Your goal:
Gather all lines with the word "Index" in them.

Stored items:
* Begin *
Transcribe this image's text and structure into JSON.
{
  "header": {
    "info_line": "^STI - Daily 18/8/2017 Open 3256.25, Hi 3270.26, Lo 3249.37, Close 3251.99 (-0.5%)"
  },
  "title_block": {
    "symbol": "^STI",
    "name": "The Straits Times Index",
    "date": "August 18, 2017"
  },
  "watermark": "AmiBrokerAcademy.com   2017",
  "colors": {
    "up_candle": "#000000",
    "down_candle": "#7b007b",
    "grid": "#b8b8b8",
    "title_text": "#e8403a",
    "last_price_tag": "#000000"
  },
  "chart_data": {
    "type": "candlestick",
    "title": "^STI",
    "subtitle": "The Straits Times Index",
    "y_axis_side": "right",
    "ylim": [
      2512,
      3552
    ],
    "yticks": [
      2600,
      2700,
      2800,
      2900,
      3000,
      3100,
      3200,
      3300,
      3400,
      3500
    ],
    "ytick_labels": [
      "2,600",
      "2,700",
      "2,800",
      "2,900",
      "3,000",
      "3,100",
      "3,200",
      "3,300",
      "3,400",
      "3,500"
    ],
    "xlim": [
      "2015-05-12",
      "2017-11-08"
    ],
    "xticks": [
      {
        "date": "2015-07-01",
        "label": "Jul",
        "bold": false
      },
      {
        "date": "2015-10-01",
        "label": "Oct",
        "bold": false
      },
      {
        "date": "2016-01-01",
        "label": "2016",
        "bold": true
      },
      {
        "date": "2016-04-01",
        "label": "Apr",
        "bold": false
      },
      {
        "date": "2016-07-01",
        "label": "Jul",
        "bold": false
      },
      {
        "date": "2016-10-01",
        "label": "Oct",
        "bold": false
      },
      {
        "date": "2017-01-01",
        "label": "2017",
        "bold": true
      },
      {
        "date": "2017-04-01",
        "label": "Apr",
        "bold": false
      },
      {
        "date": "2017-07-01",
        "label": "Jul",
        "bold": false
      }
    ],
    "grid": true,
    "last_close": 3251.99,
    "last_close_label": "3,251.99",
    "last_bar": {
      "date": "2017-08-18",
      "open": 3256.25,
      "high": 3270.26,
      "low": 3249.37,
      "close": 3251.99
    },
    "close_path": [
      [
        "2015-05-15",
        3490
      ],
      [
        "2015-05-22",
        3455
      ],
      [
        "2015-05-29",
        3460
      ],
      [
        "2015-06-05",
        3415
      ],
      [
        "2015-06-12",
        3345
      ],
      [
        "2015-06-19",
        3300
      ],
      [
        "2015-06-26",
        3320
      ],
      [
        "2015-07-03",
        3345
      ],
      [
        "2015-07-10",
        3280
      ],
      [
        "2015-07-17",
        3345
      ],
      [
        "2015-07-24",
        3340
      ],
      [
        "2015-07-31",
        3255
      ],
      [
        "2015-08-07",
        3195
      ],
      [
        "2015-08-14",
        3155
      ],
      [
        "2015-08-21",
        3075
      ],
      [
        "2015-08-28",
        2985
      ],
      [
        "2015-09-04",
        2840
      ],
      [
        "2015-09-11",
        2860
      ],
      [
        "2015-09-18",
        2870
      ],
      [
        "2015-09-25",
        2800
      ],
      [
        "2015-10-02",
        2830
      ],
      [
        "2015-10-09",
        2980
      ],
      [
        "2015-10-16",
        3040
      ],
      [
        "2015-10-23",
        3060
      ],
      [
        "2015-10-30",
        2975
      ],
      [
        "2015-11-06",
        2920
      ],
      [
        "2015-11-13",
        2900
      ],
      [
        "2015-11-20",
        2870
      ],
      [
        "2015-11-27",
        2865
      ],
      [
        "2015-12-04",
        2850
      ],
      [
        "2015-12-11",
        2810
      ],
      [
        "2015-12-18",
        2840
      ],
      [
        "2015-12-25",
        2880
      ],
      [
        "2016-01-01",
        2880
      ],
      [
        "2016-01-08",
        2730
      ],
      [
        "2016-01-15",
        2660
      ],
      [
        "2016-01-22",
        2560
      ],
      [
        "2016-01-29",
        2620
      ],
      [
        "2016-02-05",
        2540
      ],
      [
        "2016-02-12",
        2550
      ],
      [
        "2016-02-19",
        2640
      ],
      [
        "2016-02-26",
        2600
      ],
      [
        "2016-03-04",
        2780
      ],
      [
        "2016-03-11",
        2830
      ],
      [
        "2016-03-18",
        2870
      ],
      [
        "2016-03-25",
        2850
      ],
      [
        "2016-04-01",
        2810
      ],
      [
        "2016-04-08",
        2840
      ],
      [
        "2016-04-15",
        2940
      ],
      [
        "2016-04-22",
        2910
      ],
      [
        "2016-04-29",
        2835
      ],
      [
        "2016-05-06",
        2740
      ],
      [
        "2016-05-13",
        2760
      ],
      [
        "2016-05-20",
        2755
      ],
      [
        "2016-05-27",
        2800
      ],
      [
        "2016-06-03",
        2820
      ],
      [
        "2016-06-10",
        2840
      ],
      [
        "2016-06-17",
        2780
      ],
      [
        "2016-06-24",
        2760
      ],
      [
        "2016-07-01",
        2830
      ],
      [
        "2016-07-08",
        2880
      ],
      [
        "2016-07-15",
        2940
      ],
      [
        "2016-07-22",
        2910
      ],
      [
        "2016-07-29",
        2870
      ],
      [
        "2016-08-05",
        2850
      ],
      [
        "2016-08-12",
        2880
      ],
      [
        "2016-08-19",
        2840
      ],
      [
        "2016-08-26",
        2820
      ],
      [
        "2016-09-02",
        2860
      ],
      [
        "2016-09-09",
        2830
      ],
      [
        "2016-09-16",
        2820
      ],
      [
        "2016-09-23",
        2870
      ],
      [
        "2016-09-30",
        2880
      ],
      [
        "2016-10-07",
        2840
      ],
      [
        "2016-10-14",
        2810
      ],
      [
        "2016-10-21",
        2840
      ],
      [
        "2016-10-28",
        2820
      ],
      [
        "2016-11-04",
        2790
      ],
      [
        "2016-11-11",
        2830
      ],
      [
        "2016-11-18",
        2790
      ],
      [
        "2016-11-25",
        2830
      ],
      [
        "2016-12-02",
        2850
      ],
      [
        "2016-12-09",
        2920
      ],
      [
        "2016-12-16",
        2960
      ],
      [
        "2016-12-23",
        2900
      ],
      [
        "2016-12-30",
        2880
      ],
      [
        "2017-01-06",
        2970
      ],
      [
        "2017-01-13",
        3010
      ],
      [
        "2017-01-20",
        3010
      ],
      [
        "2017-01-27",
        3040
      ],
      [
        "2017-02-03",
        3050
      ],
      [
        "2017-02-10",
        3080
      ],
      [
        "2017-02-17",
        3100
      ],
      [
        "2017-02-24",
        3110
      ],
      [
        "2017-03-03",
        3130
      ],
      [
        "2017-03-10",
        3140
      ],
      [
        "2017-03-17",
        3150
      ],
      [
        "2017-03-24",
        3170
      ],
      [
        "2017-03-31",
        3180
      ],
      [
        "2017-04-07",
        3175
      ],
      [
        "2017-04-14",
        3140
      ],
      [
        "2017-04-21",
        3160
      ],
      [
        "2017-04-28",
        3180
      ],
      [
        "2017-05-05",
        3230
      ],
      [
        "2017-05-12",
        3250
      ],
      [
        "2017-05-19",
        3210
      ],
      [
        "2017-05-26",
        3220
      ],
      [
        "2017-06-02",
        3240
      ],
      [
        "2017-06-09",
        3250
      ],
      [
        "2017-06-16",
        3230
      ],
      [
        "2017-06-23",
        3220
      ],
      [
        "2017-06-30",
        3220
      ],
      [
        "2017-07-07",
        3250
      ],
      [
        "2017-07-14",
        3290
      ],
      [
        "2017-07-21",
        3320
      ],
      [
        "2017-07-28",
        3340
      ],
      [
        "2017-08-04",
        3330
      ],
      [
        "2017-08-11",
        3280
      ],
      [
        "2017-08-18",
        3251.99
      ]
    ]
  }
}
* End *
Result:
    "name": "The Straits Times Index",
    "subtitle": "The Straits Times Index",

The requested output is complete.